_GIVEN PROBLEM_. Quote the listing below word for word, from the line with "data-point [959, 428, 969, 438]" up to and including the line with "data-point [701, 428, 711, 438]".

* * * * *

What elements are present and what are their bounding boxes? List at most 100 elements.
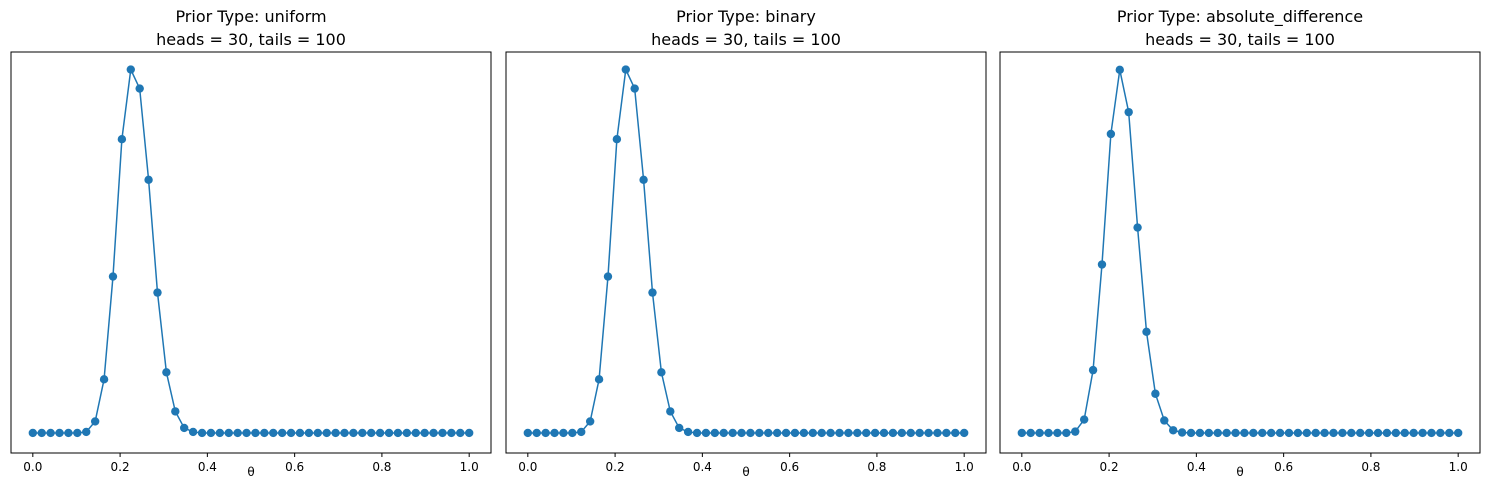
data-point [959, 428, 969, 438]
data-point [1373, 428, 1383, 438]
data-point [55, 428, 64, 438]
data-point [242, 428, 251, 438]
subplot-binary: Prior Type: binary heads = 30, tails = 1… [505, 7, 987, 479]
data-point [701, 428, 711, 438]
x-tick-label: 0.2 [1100, 460, 1119, 474]
data-point [277, 428, 287, 438]
data-point [286, 428, 296, 438]
data-point [692, 428, 702, 438]
data-point [1168, 426, 1178, 435]
data-point [951, 428, 960, 438]
data-point [206, 428, 216, 438]
data-point [933, 428, 942, 438]
data-point [1079, 415, 1089, 424]
data-point [1249, 428, 1258, 438]
x-tick-label: 0.6 [285, 460, 304, 474]
data-point [367, 428, 376, 438]
data-point [37, 428, 46, 438]
data-point [1284, 428, 1294, 438]
x-tick-label: 0.0 [1012, 460, 1031, 474]
data-point [559, 428, 568, 438]
data-point [197, 428, 207, 438]
data-point [82, 427, 91, 437]
data-point [764, 428, 773, 438]
x-tick-label: 0.4 [198, 460, 217, 474]
data-point [1400, 428, 1409, 438]
data-point [1097, 260, 1107, 269]
data-point [1222, 428, 1231, 438]
data-point [808, 428, 818, 438]
x-tick-label: 1.0 [1449, 460, 1468, 474]
data-point [73, 428, 82, 438]
x-tick-label: 0.4 [1187, 460, 1206, 474]
data-point [862, 428, 871, 438]
data-point [790, 428, 800, 438]
data-point [1311, 428, 1320, 438]
subplot-subtitle: heads = 30, tails = 100 [651, 30, 841, 49]
data-point [835, 428, 844, 438]
data-point [90, 417, 100, 426]
subplot-subtitle: heads = 30, tails = 100 [156, 30, 346, 49]
x-tick-label: 0.2 [606, 460, 625, 474]
data-point [1258, 428, 1267, 438]
data-point [438, 428, 447, 438]
data-point [1195, 428, 1205, 438]
subplot-uniform: Prior Type: uniform heads = 30, tails = … [10, 7, 492, 479]
x-tick-label: 0.8 [372, 460, 391, 474]
data-point [1320, 428, 1329, 438]
data-point [464, 428, 474, 438]
data-point [541, 428, 550, 438]
data-point [1133, 223, 1142, 232]
data-point [135, 84, 144, 93]
data-point [304, 428, 314, 438]
data-point [585, 417, 595, 426]
x-tick-label: 1.0 [955, 460, 974, 474]
data-point [1231, 428, 1240, 438]
data-point [906, 428, 915, 438]
data-point [1418, 428, 1427, 438]
data-point [621, 65, 630, 74]
subplot-absolute-difference: Prior Type: absolute_difference heads = … [999, 7, 1481, 479]
data-point [393, 428, 403, 438]
plot-area-frame [10, 51, 492, 454]
data-series [1017, 65, 1463, 438]
data-point [1338, 428, 1347, 438]
data-point [915, 428, 924, 438]
data-point [251, 428, 260, 438]
data-point [144, 175, 153, 185]
x-tick-label: 0.0 [518, 460, 537, 474]
data-point [1302, 428, 1312, 438]
data-point [737, 428, 746, 438]
data-point [1044, 428, 1053, 438]
data-point [260, 428, 269, 438]
data-point [28, 428, 38, 438]
data-point [577, 427, 586, 437]
data-point [1026, 428, 1035, 438]
data-point [1124, 107, 1133, 117]
data-point [1053, 428, 1062, 438]
data-point [728, 428, 737, 438]
x-axis-label: θ [742, 465, 749, 479]
data-point [295, 428, 305, 438]
data-point [1427, 428, 1436, 438]
subplot-title: Prior Type: uniform [175, 7, 326, 26]
data-point [888, 428, 898, 438]
data-point [532, 428, 541, 438]
x-tick-label: 0.8 [1361, 460, 1380, 474]
data-point [1115, 65, 1124, 75]
data-point [746, 428, 755, 438]
data-point [630, 84, 639, 93]
data-point [594, 375, 604, 384]
data-point [1240, 428, 1249, 438]
data-point [1017, 428, 1027, 438]
data-point [1266, 428, 1276, 438]
data-point [171, 407, 180, 416]
data-point [666, 407, 675, 416]
data-point [99, 375, 109, 384]
subplot-title: Prior Type: absolute_difference [1117, 7, 1363, 27]
data-point [1186, 428, 1196, 438]
plot-area-frame [505, 51, 987, 454]
x-tick-label: 0.4 [693, 460, 712, 474]
data-point [826, 428, 835, 438]
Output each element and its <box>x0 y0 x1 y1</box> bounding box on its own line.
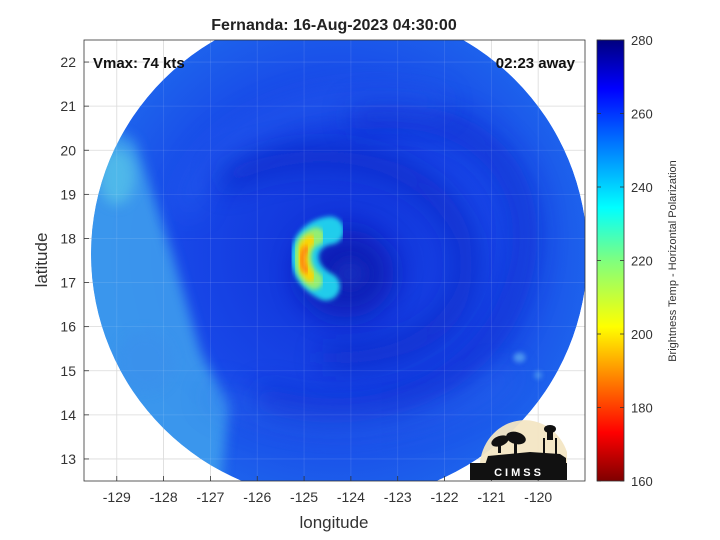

* * * * *

_ANSWER_.
data-point [959, 428, 969, 438]
data-point [1373, 428, 1383, 438]
data-point [55, 428, 64, 438]
data-point [242, 428, 251, 438]
subplot-binary: Prior Type: binary heads = 30, tails = 1… [505, 7, 987, 479]
data-point [701, 428, 711, 438]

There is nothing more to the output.